● **DIRECTIVE A**
Return the text on the comment thread about early programming and games exactly as it appears, in full.

● **TEXT PASSAGE**
▬▬▬▬▬▬▬▬▬▬

They all more or less worked out the high-level concepts (events and listeners, input controls, the game loop, objects/models, persistence, networking, etc) but that was about it..
No one could even start to explain how it worked beyond that..
That's a good point. I also spent a lot of time playing King's Quest II, which was simple enough that I could have created something similar (though much less sophisticated) at the same time.
This is perhaps why kids are learning to program later in life than our generation.
Ugh KQ2 was the worst. That's the one with the timer right? And you had to walk down that crazy path without falling and made it back before the evil wizard work up until you finally killed him ... and didn't one part of the game require you to rub the magic teleportation stone until you got somewhere you needed to?
> Their reactions were, 'why can't it do this', or 'are you going to fix the graphics?' ie very un-impressed, and honestly quite dis-spiriting.
I had this from my boss saying "I thought it was just going to send the email for me" which ultimately led to me learning some php basics that have come in handy ever since. I love non-developers ideas about what could/should be possible based on their own assumptions about technology, not mine. I realize that you had a crappy experience, just wanted to share what I see as the flipside.
Reminds me of, I can't remember which mathematician it was, that came in late one day to a lecture and copied two assignments from the blackboard. He handed them in late saying "they took longer than I thought."

▬▬▬▬▬▬▬▬▬▬

● **AVAILABLE DATA**
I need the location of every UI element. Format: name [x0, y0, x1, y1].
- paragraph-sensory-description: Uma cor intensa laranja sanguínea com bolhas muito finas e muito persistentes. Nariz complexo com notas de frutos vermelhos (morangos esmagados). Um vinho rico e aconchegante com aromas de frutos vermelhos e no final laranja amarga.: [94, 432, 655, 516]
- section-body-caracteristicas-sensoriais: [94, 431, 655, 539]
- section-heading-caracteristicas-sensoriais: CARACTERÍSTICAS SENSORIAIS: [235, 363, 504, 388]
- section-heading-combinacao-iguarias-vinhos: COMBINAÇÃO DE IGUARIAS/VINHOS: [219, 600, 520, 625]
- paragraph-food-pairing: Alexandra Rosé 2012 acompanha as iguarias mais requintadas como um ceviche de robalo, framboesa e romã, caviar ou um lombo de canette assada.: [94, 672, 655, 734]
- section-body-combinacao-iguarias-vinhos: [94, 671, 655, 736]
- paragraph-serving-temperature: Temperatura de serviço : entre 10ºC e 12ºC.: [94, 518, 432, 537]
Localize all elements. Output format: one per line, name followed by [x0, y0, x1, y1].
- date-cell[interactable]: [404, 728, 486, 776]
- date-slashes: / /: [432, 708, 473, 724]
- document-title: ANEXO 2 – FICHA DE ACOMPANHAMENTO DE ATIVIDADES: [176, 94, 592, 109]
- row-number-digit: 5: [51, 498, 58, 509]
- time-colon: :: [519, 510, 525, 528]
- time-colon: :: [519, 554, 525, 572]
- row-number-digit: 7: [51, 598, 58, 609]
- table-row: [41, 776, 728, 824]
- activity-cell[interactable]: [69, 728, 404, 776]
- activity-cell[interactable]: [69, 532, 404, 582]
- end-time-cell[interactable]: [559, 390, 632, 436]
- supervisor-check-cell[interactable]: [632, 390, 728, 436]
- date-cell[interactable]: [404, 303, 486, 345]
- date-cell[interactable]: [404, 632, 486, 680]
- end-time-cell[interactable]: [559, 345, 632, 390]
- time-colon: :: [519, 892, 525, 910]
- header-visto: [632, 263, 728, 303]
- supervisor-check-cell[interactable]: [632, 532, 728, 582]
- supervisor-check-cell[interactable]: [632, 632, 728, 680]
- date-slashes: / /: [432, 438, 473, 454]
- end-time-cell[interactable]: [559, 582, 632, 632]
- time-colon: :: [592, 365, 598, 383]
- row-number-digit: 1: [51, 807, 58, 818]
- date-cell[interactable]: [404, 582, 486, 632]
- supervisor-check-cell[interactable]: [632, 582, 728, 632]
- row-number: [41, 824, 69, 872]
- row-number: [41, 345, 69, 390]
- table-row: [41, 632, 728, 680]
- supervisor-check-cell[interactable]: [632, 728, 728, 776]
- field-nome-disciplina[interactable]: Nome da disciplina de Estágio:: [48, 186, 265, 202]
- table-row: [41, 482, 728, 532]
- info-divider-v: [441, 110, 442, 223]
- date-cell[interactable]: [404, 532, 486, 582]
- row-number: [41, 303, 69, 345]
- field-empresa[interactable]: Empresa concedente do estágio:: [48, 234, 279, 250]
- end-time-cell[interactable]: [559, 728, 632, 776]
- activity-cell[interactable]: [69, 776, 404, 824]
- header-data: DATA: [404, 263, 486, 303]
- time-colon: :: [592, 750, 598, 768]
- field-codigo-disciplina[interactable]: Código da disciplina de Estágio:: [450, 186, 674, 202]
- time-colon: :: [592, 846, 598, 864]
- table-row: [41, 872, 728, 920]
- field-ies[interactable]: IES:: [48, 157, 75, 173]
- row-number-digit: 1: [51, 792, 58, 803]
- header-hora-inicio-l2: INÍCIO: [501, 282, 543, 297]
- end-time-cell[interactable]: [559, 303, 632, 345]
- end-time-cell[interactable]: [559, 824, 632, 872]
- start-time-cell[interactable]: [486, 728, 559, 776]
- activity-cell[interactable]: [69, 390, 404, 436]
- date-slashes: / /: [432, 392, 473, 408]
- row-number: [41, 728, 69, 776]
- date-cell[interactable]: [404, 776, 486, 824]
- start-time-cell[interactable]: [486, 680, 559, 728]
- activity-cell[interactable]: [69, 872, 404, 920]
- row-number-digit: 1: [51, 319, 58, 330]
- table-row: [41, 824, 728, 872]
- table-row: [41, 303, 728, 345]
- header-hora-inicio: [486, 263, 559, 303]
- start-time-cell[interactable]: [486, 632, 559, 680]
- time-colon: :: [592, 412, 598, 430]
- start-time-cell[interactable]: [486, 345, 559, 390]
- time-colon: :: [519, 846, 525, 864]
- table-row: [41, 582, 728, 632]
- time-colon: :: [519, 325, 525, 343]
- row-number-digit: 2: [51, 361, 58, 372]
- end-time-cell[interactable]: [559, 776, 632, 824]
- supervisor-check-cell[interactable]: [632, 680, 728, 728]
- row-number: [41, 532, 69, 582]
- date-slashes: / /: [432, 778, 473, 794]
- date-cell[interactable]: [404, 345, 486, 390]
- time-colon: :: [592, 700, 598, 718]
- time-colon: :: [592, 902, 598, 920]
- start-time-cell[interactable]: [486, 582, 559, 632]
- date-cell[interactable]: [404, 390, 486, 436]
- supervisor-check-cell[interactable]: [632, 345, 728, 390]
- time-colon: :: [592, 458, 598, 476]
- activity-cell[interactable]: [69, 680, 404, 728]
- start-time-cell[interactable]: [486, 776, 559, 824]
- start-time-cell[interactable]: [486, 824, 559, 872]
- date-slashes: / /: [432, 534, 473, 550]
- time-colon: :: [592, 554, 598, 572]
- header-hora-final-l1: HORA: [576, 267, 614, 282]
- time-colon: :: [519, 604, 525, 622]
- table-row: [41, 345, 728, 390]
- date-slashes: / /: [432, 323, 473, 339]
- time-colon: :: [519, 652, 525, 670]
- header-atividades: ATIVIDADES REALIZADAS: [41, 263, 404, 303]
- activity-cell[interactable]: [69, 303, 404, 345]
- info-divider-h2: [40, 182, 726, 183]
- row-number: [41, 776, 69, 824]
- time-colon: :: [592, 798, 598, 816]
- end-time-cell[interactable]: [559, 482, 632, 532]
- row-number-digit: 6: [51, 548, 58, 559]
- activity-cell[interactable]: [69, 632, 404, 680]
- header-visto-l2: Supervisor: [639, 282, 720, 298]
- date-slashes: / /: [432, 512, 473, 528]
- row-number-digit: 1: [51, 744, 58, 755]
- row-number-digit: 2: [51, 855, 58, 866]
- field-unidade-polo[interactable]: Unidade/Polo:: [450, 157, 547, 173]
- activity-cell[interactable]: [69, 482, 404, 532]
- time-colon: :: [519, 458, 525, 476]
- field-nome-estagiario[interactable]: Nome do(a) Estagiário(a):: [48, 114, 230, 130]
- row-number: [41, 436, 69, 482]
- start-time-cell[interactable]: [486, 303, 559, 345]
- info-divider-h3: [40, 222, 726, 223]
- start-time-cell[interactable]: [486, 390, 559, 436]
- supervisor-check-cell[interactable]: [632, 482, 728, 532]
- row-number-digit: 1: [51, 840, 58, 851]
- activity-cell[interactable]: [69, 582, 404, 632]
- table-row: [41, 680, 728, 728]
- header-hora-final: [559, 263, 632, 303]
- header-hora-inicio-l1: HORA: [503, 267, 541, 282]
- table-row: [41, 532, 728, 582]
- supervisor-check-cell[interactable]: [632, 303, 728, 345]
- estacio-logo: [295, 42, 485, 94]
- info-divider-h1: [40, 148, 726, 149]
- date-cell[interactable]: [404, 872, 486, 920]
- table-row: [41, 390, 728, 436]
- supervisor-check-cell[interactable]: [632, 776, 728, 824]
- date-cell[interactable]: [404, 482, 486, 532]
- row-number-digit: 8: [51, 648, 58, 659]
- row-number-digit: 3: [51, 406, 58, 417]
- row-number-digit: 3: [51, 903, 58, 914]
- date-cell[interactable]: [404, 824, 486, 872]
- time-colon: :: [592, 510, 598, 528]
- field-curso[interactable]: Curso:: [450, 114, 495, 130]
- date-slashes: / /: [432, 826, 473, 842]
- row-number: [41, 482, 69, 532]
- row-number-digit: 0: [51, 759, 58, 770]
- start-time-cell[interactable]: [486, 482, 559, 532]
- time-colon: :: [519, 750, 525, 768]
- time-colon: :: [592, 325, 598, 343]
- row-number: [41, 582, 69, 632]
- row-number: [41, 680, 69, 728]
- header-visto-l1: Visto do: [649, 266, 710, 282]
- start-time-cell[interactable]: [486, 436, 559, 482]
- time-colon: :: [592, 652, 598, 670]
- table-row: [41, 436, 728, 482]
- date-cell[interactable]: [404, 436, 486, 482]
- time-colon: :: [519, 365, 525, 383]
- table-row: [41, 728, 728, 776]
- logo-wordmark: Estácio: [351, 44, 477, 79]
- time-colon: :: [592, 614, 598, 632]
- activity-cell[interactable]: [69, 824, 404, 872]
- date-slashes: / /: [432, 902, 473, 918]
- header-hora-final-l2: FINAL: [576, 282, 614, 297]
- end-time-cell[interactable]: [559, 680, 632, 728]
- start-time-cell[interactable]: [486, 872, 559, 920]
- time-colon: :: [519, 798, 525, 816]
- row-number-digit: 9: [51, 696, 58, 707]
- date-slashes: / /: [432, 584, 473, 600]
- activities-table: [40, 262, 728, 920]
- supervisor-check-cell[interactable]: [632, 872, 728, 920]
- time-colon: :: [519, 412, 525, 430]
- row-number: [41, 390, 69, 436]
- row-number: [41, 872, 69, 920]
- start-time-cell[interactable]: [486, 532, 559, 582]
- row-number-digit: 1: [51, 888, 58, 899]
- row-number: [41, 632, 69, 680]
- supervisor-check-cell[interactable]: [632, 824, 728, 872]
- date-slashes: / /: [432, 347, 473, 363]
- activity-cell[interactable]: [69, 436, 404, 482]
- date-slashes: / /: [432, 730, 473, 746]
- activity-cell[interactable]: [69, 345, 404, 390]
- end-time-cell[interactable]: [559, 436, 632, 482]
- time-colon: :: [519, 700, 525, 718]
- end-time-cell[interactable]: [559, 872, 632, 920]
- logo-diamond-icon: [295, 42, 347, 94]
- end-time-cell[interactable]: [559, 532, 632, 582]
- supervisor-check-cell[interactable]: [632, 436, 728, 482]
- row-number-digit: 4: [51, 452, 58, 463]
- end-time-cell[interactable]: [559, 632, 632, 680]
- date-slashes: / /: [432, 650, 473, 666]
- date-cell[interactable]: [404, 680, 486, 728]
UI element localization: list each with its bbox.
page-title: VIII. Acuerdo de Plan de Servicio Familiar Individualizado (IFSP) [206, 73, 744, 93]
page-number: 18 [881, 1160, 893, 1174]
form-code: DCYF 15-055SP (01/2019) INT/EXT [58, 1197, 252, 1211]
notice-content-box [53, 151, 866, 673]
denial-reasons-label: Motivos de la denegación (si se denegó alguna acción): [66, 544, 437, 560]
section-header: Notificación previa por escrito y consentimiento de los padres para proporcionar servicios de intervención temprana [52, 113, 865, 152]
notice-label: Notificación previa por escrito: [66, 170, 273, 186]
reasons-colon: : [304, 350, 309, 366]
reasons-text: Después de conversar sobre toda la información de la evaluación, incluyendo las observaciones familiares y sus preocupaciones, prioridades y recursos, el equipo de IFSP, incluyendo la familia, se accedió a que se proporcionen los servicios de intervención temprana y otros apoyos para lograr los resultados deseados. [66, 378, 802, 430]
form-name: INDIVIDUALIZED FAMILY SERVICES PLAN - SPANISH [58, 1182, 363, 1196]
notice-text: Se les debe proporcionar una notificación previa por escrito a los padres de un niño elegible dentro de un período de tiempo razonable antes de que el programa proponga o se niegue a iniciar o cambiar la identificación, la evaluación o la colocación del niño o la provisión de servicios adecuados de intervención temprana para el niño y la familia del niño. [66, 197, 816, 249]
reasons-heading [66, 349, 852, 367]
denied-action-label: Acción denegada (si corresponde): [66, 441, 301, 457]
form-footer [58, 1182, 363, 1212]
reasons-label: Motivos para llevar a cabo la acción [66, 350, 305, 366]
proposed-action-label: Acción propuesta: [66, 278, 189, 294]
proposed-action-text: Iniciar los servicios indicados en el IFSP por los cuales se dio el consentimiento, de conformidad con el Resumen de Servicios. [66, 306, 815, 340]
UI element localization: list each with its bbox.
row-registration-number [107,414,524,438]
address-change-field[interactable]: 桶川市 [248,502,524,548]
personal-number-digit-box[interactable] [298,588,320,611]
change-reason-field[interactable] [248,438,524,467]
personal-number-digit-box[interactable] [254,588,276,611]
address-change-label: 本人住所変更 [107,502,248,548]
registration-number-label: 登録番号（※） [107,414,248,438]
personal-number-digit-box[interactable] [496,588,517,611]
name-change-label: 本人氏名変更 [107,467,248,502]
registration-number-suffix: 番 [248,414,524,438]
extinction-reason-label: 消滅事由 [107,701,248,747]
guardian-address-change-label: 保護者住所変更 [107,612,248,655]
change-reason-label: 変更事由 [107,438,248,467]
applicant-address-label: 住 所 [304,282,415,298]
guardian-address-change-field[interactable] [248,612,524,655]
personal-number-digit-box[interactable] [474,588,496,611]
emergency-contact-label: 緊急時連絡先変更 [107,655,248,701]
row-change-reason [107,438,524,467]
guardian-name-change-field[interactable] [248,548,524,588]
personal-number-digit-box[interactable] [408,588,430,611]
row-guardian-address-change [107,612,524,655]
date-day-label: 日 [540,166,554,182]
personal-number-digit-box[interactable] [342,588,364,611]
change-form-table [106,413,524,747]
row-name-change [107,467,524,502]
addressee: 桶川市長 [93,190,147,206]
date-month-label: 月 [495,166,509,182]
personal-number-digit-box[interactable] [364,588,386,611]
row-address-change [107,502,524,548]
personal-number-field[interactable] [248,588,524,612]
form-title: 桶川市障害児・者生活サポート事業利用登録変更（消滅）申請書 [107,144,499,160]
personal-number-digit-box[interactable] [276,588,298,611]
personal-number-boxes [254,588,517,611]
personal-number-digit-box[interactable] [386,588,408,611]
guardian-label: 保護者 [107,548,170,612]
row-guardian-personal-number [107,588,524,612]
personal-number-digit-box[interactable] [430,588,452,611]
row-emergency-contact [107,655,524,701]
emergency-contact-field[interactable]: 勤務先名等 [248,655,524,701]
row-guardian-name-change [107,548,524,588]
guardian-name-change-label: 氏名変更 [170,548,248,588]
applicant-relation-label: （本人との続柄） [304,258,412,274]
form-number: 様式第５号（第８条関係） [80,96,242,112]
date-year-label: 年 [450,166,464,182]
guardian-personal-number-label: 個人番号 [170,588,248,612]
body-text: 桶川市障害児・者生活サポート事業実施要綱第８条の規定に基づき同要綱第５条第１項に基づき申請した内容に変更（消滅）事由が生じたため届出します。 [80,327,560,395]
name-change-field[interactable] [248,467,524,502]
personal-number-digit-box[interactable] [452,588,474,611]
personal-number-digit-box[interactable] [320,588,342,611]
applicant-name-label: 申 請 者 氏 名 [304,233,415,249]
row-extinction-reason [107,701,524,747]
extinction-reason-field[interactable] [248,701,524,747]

▬▬▬▬▬▬▬▬▬▬

● **DIRECTIVE B**
Retype the records from their start through the line containing "- end-time-cell[interactable]: [559, 345, 632, 390]", including both ends, with no changes.

● **WRITTEN ANSWER A**
They all more or less worked out the high-level concepts (events and listeners, input controls, the game loop, objects/models, persistence, networking, etc) but that was about it..
No one could even start to explain how it worked beyond that..
That's a good point. I also spent a lot of time playing King's Quest II, which was simple enough that I could have created something similar (though much less sophisticated) at the same time.
This is perhaps why kids are learning to program later in life than our generation.
Ugh KQ2 was the worst. That's the one with the timer right? And you had to walk down that crazy path without falling and made it back before the evil wizard work up until you finally killed him ... and didn't one part of the game require you to rub the magic teleportation stone until you got somewhere you needed to?
> Their reactions were, 'why can't it do this', or 'are you going to fix the graphics?' ie very un-impressed, and honestly quite dis-spiriting.
I had this from my boss saying "I thought it was just going to send the email for me" which ultimately led to me learning some php basics that have come in handy ever since. I love non-developers ideas about what could/should be possible based on their own assumptions about technology, not mine. I realize that you had a crappy experience, just wanted to share what I see as the flipside.
Reminds me of, I can't remember which mathematician it was, that came in late one day to a lecture and copied two assignments from the blackboard. He handed them in late saying "they took longer than I thought."

● **WRITTEN ANSWER B**
I need the location of every UI element. Format: name [x0, y0, x1, y1].
- paragraph-sensory-description: Uma cor intensa laranja sanguínea com bolhas muito finas e muito persistentes. Nariz complexo com notas de frutos vermelhos (morangos esmagados). Um vinho rico e aconchegante com aromas de frutos vermelhos e no final laranja amarga.: [94, 432, 655, 516]
- section-body-caracteristicas-sensoriais: [94, 431, 655, 539]
- section-heading-caracteristicas-sensoriais: CARACTERÍSTICAS SENSORIAIS: [235, 363, 504, 388]
- section-heading-combinacao-iguarias-vinhos: COMBINAÇÃO DE IGUARIAS/VINHOS: [219, 600, 520, 625]
- paragraph-food-pairing: Alexandra Rosé 2012 acompanha as iguarias mais requintadas como um ceviche de robalo, framboesa e romã, caviar ou um lombo de canette assada.: [94, 672, 655, 734]
- section-body-combinacao-iguarias-vinhos: [94, 671, 655, 736]
- paragraph-serving-temperature: Temperatura de serviço : entre 10ºC e 12ºC.: [94, 518, 432, 537]
Localize all elements. Output format: one per line, name followed by [x0, y0, x1, y1].
- date-cell[interactable]: [404, 728, 486, 776]
- date-slashes: / /: [432, 708, 473, 724]
- document-title: ANEXO 2 – FICHA DE ACOMPANHAMENTO DE ATIVIDADES: [176, 94, 592, 109]
- row-number-digit: 5: [51, 498, 58, 509]
- time-colon: :: [519, 510, 525, 528]
- time-colon: :: [519, 554, 525, 572]
- row-number-digit: 7: [51, 598, 58, 609]
- table-row: [41, 776, 728, 824]
- activity-cell[interactable]: [69, 728, 404, 776]
- activity-cell[interactable]: [69, 532, 404, 582]
- end-time-cell[interactable]: [559, 390, 632, 436]
- supervisor-check-cell[interactable]: [632, 390, 728, 436]
- date-cell[interactable]: [404, 303, 486, 345]
- date-cell[interactable]: [404, 632, 486, 680]
- end-time-cell[interactable]: [559, 345, 632, 390]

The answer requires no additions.